• Task statement:
Copy every entry precisely.

Figure record listings:
[BEGIN]

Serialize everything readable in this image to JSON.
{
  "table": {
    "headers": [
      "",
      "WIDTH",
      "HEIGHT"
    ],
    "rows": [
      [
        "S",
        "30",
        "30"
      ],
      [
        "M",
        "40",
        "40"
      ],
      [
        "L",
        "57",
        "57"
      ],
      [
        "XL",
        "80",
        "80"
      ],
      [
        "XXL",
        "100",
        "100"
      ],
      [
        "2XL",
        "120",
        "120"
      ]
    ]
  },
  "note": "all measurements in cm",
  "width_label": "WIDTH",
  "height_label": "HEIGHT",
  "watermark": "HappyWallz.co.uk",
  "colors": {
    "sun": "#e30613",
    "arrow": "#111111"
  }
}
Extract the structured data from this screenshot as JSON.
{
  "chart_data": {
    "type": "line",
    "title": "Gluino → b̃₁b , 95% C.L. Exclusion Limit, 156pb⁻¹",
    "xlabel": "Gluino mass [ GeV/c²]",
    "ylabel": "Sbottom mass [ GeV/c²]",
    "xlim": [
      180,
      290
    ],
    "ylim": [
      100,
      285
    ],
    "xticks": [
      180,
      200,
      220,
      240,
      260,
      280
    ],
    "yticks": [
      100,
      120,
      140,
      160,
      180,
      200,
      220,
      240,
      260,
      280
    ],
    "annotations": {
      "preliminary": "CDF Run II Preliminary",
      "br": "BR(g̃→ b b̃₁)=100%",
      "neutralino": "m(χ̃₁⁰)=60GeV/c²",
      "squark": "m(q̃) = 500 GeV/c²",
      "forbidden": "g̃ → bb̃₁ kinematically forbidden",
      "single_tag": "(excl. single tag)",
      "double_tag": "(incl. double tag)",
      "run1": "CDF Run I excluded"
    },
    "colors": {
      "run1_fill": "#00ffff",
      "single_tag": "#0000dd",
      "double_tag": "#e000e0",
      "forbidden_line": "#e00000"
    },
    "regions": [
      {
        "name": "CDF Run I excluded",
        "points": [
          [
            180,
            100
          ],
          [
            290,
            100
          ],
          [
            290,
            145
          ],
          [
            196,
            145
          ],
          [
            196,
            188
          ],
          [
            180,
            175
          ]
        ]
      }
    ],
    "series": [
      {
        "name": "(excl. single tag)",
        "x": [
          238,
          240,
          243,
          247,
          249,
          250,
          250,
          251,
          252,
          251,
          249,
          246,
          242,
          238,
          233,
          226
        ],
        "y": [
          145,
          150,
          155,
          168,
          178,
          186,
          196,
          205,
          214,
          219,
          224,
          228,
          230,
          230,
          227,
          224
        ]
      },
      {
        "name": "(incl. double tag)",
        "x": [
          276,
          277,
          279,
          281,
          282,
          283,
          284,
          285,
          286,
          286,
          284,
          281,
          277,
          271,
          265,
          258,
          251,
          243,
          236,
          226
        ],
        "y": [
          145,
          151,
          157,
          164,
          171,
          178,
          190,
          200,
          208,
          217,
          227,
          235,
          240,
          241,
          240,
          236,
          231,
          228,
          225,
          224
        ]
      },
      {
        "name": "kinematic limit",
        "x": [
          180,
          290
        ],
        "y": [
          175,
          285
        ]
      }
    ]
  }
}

[END]

• Written solution:
Serialize everything readable in this image to JSON.
{
  "table": {
    "headers": [
      "",
      "WIDTH",
      "HEIGHT"
    ],
    "rows": [
      [
        "S",
        "30",
        "30"
      ],
      [
        "M",
        "40",
        "40"
      ],
      [
        "L",
        "57",
        "57"
      ],
      [
        "XL",
        "80",
        "80"
      ],
      [
        "XXL",
        "100",
        "100"
      ],
      [
        "2XL",
        "120",
        "120"
      ]
    ]
  },
  "note": "all measurements in cm",
  "width_label": "WIDTH",
  "height_label": "HEIGHT",
  "watermark": "HappyWallz.co.uk",
  "colors": {
    "sun": "#e30613",
    "arrow": "#111111"
  }
}
Extract the structured data from this screenshot as JSON.
{
  "chart_data": {
    "type": "line",
    "title": "Gluino → b̃₁b , 95% C.L. Exclusion Limit, 156pb⁻¹",
    "xlabel": "Gluino mass [ GeV/c²]",
    "ylabel": "Sbottom mass [ GeV/c²]",
    "xlim": [
      180,
      290
    ],
    "ylim": [
      100,
      285
    ],
    "xticks": [
      180,
      200,
      220,
      240,
      260,
      280
    ],
    "yticks": [
      100,
      120,
      140,
      160,
      180,
      200,
      220,
      240,
      260,
      280
    ],
    "annotations": {
      "preliminary": "CDF Run II Preliminary",
      "br": "BR(g̃→ b b̃₁)=100%",
      "neutralino": "m(χ̃₁⁰)=60GeV/c²",
      "squark": "m(q̃) = 500 GeV/c²",
      "forbidden": "g̃ → bb̃₁ kinematically forbidden",
      "single_tag": "(excl. single tag)",
      "double_tag": "(incl. double tag)",
      "run1": "CDF Run I excluded"
    },
    "colors": {
      "run1_fill": "#00ffff",
      "single_tag": "#0000dd",
      "double_tag": "#e000e0",
      "forbidden_line": "#e00000"
    },
    "regions": [
      {
        "name": "CDF Run I excluded",
        "points": [
          [
            180,
            100
          ],
          [
            290,
            100
          ],
          [
            290,
            145
          ],
          [
            196,
            145
          ],
          [
            196,
            188
          ],
          [
            180,
            175
          ]
        ]
      }
    ],
    "series": [
      {
        "name": "(excl. single tag)",
        "x": [
          238,
          240,
          243,
          247,
          249,
          250,
          250,
          251,
          252,
          251,
          249,
          246,
          242,
          238,
          233,
          226
        ],
        "y": [
          145,
          150,
          155,
          168,
          178,
          186,
          196,
          205,
          214,
          219,
          224,
          228,
          230,
          230,
          227,
          224
        ]
      },
      {
        "name": "(incl. double tag)",
        "x": [
          276,
          277,
          279,
          281,
          282,
          283,
          284,
          285,
          286,
          286,
          284,
          281,
          277,
          271,
          265,
          258,
          251,
          243,
          236,
          226
        ],
        "y": [
          145,
          151,
          157,
          164,
          171,
          178,
          190,
          200,
          208,
          217,
          227,
          235,
          240,
          241,
          240,
          236,
          231,
          228,
          225,
          224
        ]
      },
      {
        "name": "kinematic limit",
        "x": [
          180,
          290
        ],
        "y": [
          175,
          285
        ]
      }
    ]
  }
}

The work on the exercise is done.